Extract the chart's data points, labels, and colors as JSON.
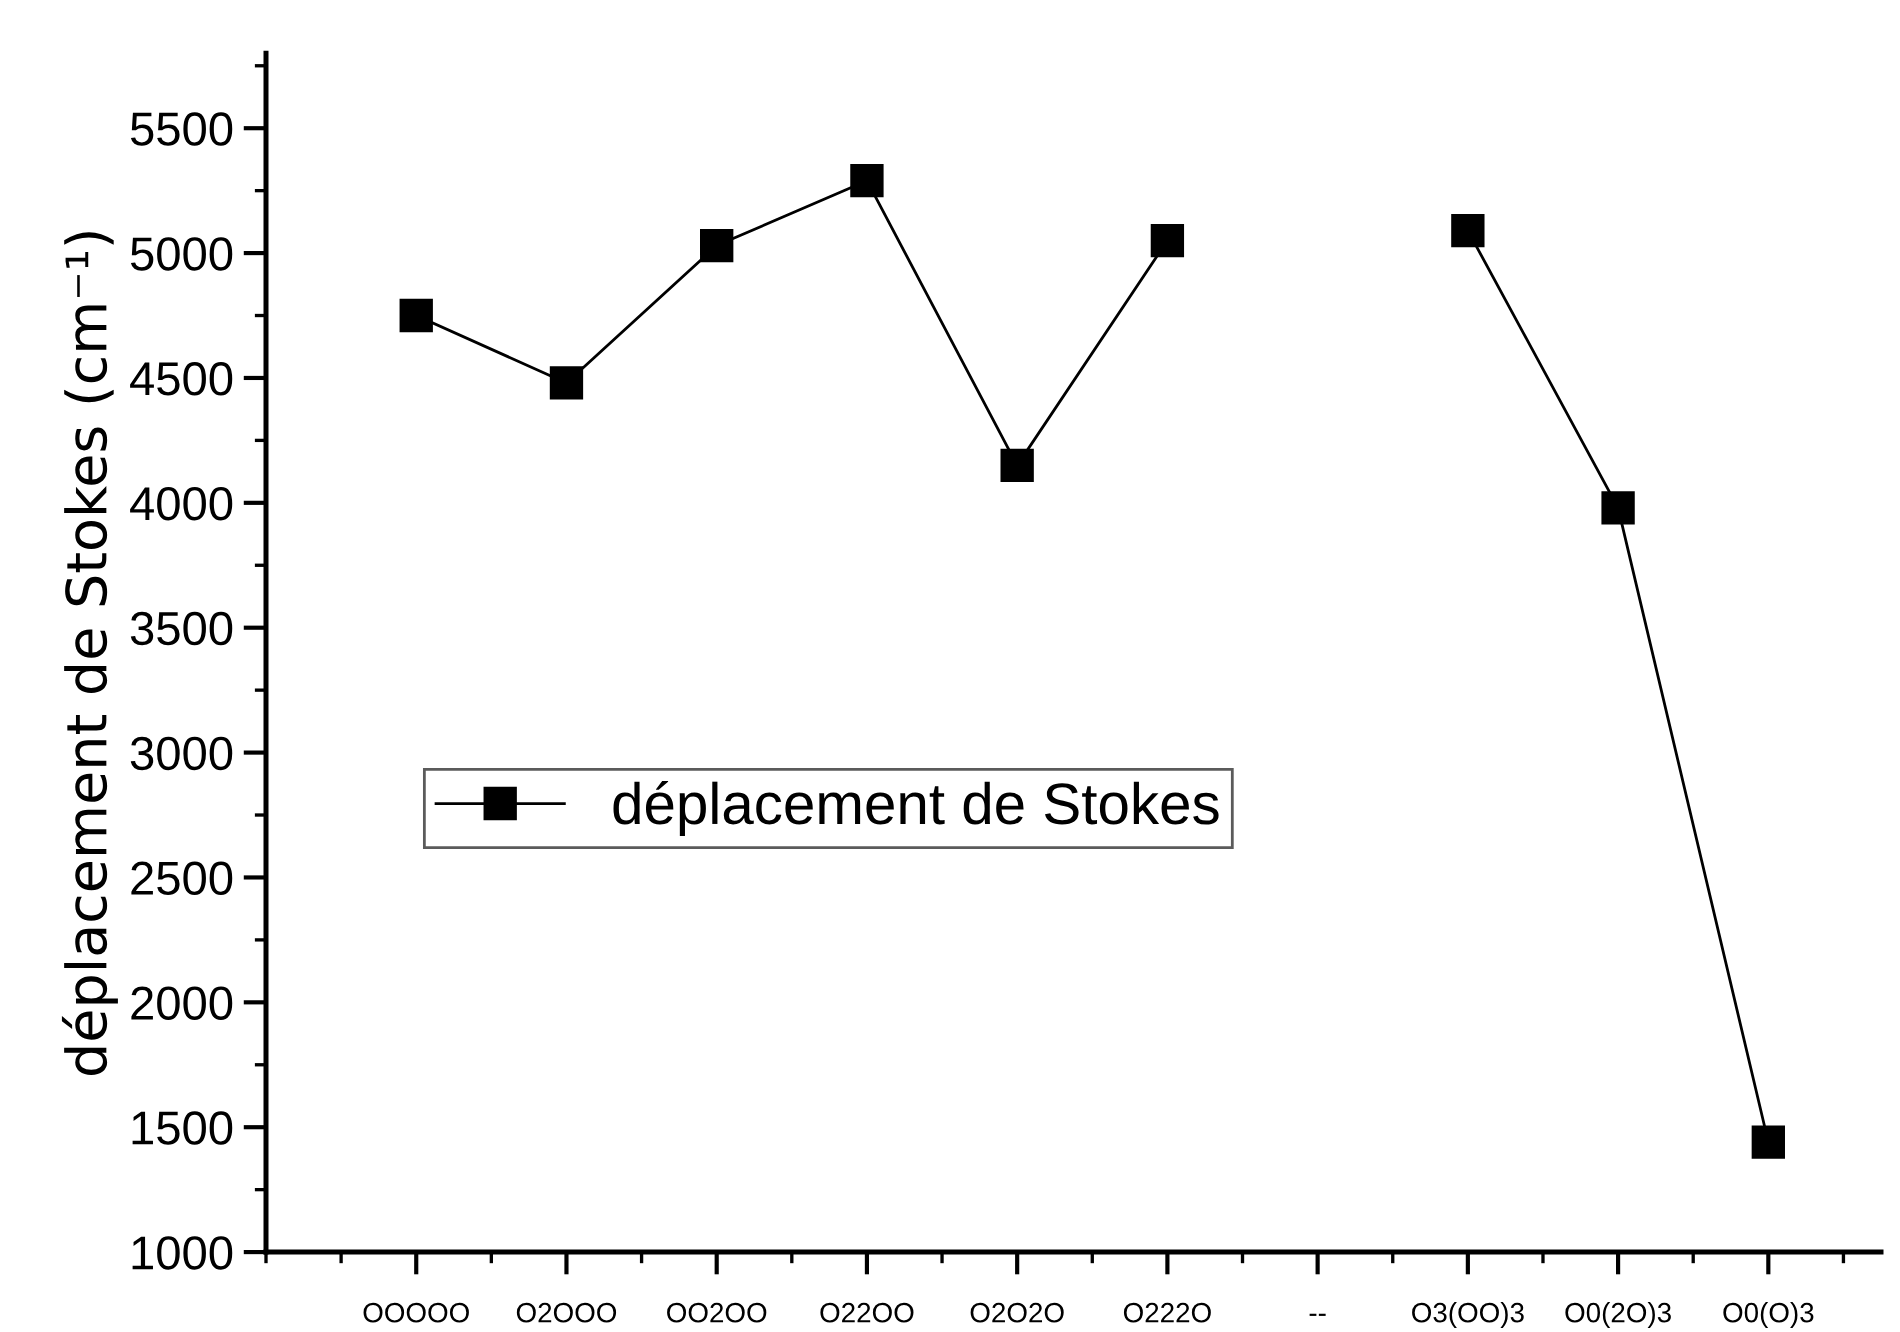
{
  "chart_data": {
    "type": "line",
    "ylabel": "déplacement de Stokes (cm⁻¹)",
    "categories": [
      "OOOOO",
      "O2OOO",
      "OO2OO",
      "O22OO",
      "O2O2O",
      "O222O",
      "--",
      "O3(OO)3",
      "O0(2O)3",
      "O0(O)3"
    ],
    "series": [
      {
        "name": "déplacement de Stokes",
        "color": "#000000",
        "values": [
          4750,
          4480,
          5030,
          5290,
          4150,
          5050,
          null,
          5090,
          3980,
          1440
        ]
      }
    ],
    "ylim": [
      1000,
      5800
    ],
    "yticks": [
      1000,
      1500,
      2000,
      2500,
      3000,
      3500,
      4000,
      4500,
      5000,
      5500
    ],
    "marker": "square",
    "line_style": "solid",
    "legend": "center left",
    "grid": false
  }
}
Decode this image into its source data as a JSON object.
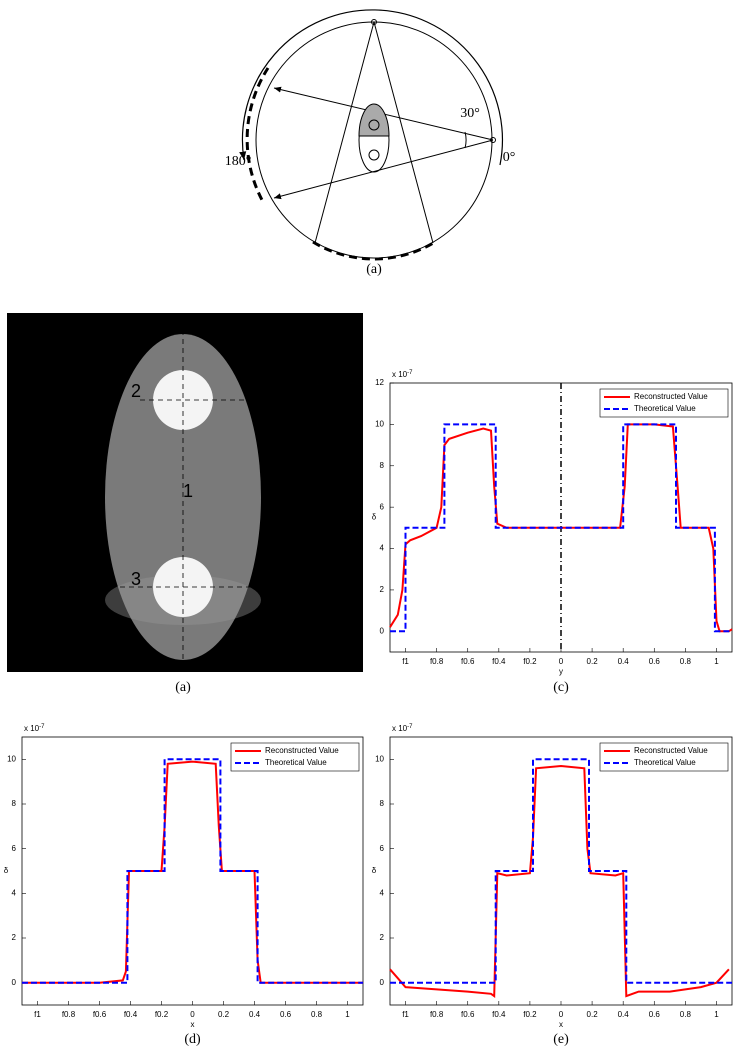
{
  "diagram": {
    "labels": [
      "30°",
      "180°",
      "0°"
    ],
    "caption": "(a)"
  },
  "image": {
    "labels": [
      "1",
      "2",
      "3"
    ],
    "caption": "(a)"
  },
  "chart_data": [
    {
      "type": "line",
      "caption": "(c)",
      "xlabel": "y",
      "ylabel": "δ",
      "y_multiplier": "x 10",
      "y_multiplier_exponent": "-7",
      "xlim": [
        -1.1,
        1.1
      ],
      "ylim": [
        -1,
        12
      ],
      "xticks": [
        {
          "value": -1,
          "label": "f1"
        },
        {
          "value": -0.8,
          "label": "f0.8"
        },
        {
          "value": -0.6,
          "label": "f0.6"
        },
        {
          "value": -0.4,
          "label": "f0.4"
        },
        {
          "value": -0.2,
          "label": "f0.2"
        },
        0,
        0.2,
        0.4,
        0.6,
        0.8,
        1
      ],
      "yticks": [
        0,
        2,
        4,
        6,
        8,
        10,
        12
      ],
      "legend": "upper right",
      "vline": 0,
      "series": [
        {
          "name": "Reconstructed Value",
          "color": "#ff0000",
          "linestyle": "solid",
          "x": [
            -1.1,
            -1.05,
            -1.02,
            -1.0,
            -0.97,
            -0.9,
            -0.8,
            -0.77,
            -0.75,
            -0.72,
            -0.6,
            -0.5,
            -0.45,
            -0.43,
            -0.41,
            -0.35,
            0,
            0.38,
            0.41,
            0.43,
            0.6,
            0.72,
            0.75,
            0.77,
            0.95,
            0.98,
            1.0,
            1.02,
            1.08,
            1.1
          ],
          "values": [
            0.2,
            0.8,
            2,
            4.2,
            4.4,
            4.6,
            5.0,
            6,
            9,
            9.3,
            9.6,
            9.8,
            9.7,
            7,
            5.2,
            5,
            5,
            5,
            7,
            10,
            10,
            9.9,
            7,
            5,
            5,
            4,
            0.5,
            0,
            0,
            0.1
          ]
        },
        {
          "name": "Theoretical Value",
          "color": "#0000ff",
          "linestyle": "dashed",
          "x": [
            -1.1,
            -1,
            -1,
            -0.75,
            -0.75,
            -0.42,
            -0.42,
            0.4,
            0.4,
            0.74,
            0.74,
            0.99,
            0.99,
            1.1
          ],
          "values": [
            0,
            0,
            5,
            5,
            10,
            10,
            5,
            5,
            10,
            10,
            5,
            5,
            0,
            0
          ]
        }
      ]
    },
    {
      "type": "line",
      "caption": "(d)",
      "xlabel": "x",
      "ylabel": "δ",
      "y_multiplier": "x 10",
      "y_multiplier_exponent": "-7",
      "xlim": [
        -1.1,
        1.1
      ],
      "ylim": [
        -1,
        11
      ],
      "xticks": [
        {
          "value": -1,
          "label": "f1"
        },
        {
          "value": -0.8,
          "label": "f0.8"
        },
        {
          "value": -0.6,
          "label": "f0.6"
        },
        {
          "value": -0.4,
          "label": "f0.4"
        },
        {
          "value": -0.2,
          "label": "f0.2"
        },
        0,
        0.2,
        0.4,
        0.6,
        0.8,
        1
      ],
      "yticks": [
        0,
        2,
        4,
        6,
        8,
        10
      ],
      "legend": "upper right",
      "series": [
        {
          "name": "Reconstructed Value",
          "color": "#ff0000",
          "linestyle": "solid",
          "x": [
            -1.1,
            -0.8,
            -0.6,
            -0.45,
            -0.43,
            -0.41,
            -0.2,
            -0.18,
            -0.16,
            0,
            0.15,
            0.17,
            0.19,
            0.4,
            0.42,
            0.44,
            0.7,
            1.1
          ],
          "values": [
            0,
            0,
            0,
            0.1,
            0.5,
            5,
            5,
            7,
            9.8,
            9.9,
            9.8,
            7,
            5,
            5,
            1,
            0,
            0,
            0
          ]
        },
        {
          "name": "Theoretical Value",
          "color": "#0000ff",
          "linestyle": "dashed",
          "x": [
            -1.1,
            -0.42,
            -0.42,
            -0.18,
            -0.18,
            0.18,
            0.18,
            0.42,
            0.42,
            1.1
          ],
          "values": [
            0,
            0,
            5,
            5,
            10,
            10,
            5,
            5,
            0,
            0
          ]
        }
      ]
    },
    {
      "type": "line",
      "caption": "(e)",
      "xlabel": "x",
      "ylabel": "δ",
      "y_multiplier": "x 10",
      "y_multiplier_exponent": "-7",
      "xlim": [
        -1.1,
        1.1
      ],
      "ylim": [
        -1,
        11
      ],
      "xticks": [
        {
          "value": -1,
          "label": "f1"
        },
        {
          "value": -0.8,
          "label": "f0.8"
        },
        {
          "value": -0.6,
          "label": "f0.6"
        },
        {
          "value": -0.4,
          "label": "f0.4"
        },
        {
          "value": -0.2,
          "label": "f0.2"
        },
        0,
        0.2,
        0.4,
        0.6,
        0.8,
        1
      ],
      "yticks": [
        0,
        2,
        4,
        6,
        8,
        10
      ],
      "legend": "upper right",
      "series": [
        {
          "name": "Reconstructed Value",
          "color": "#ff0000",
          "linestyle": "solid",
          "x": [
            -1.1,
            -1.05,
            -1.0,
            -0.8,
            -0.6,
            -0.45,
            -0.43,
            -0.41,
            -0.35,
            -0.2,
            -0.18,
            -0.16,
            0,
            0.15,
            0.17,
            0.19,
            0.35,
            0.4,
            0.42,
            0.5,
            0.7,
            0.9,
            1.0,
            1.08
          ],
          "values": [
            0.6,
            0.2,
            -0.2,
            -0.3,
            -0.4,
            -0.5,
            -0.6,
            4.9,
            4.8,
            4.9,
            6.5,
            9.6,
            9.7,
            9.6,
            6,
            4.9,
            4.8,
            4.9,
            -0.6,
            -0.4,
            -0.4,
            -0.2,
            0,
            0.6
          ]
        },
        {
          "name": "Theoretical Value",
          "color": "#0000ff",
          "linestyle": "dashed",
          "x": [
            -1.1,
            -0.42,
            -0.42,
            -0.18,
            -0.18,
            0.18,
            0.18,
            0.42,
            0.42,
            1.1
          ],
          "values": [
            0,
            0,
            5,
            5,
            10,
            10,
            5,
            5,
            0,
            0
          ]
        }
      ]
    }
  ]
}
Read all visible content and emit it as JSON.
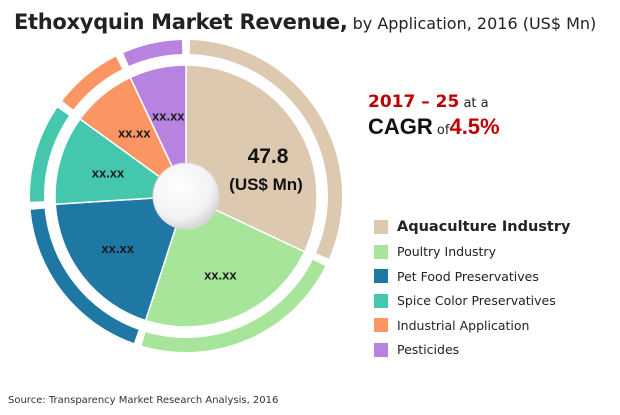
{
  "title": {
    "main": "Ethoxyquin Market Revenue,",
    "sub": " by Application, 2016 (US$ Mn)"
  },
  "cagr": {
    "years": "2017 – 25",
    "at_a": " at a",
    "cagr_label": "CAGR",
    "of": " of",
    "value": "4.5%"
  },
  "chart_data": {
    "type": "pie",
    "center_label": [
      "47.8",
      "(US$ Mn)"
    ],
    "slices": [
      {
        "name": "Aquaculture Industry",
        "label": "47.8\n(US$ Mn)",
        "share": 0.32,
        "color": "#dcc9af"
      },
      {
        "name": "Poultry Industry",
        "label": "xx.xx",
        "share": 0.23,
        "color": "#a6e59a"
      },
      {
        "name": "Pet Food Preservatives",
        "label": "xx.xx",
        "share": 0.19,
        "color": "#1f78a4"
      },
      {
        "name": "Spice Color Preservatives",
        "label": "xx.xx",
        "share": 0.11,
        "color": "#45c7ad"
      },
      {
        "name": "Industrial Application",
        "label": "xx.xx",
        "share": 0.08,
        "color": "#fb9664"
      },
      {
        "name": "Pesticides",
        "label": "xx.xx",
        "share": 0.07,
        "color": "#b883e0"
      }
    ]
  },
  "legend": [
    {
      "label": "Aquaculture Industry",
      "color": "#dcc9af"
    },
    {
      "label": "Poultry Industry",
      "color": "#a6e59a"
    },
    {
      "label": "Pet Food Preservatives",
      "color": "#1f78a4"
    },
    {
      "label": "Spice Color Preservatives",
      "color": "#45c7ad"
    },
    {
      "label": "Industrial Application",
      "color": "#fb9664"
    },
    {
      "label": "Pesticides",
      "color": "#b883e0"
    }
  ],
  "source": "Source: Transparency Market Research Analysis, 2016"
}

____________

_AIM_
Sift the material for lines with the string "déplacement". Copy each one found.

_EXERCISE RESPONSE_
    "ylabel": "déplacement de Stokes (cm⁻¹)",
        "name": "déplacement de Stokes",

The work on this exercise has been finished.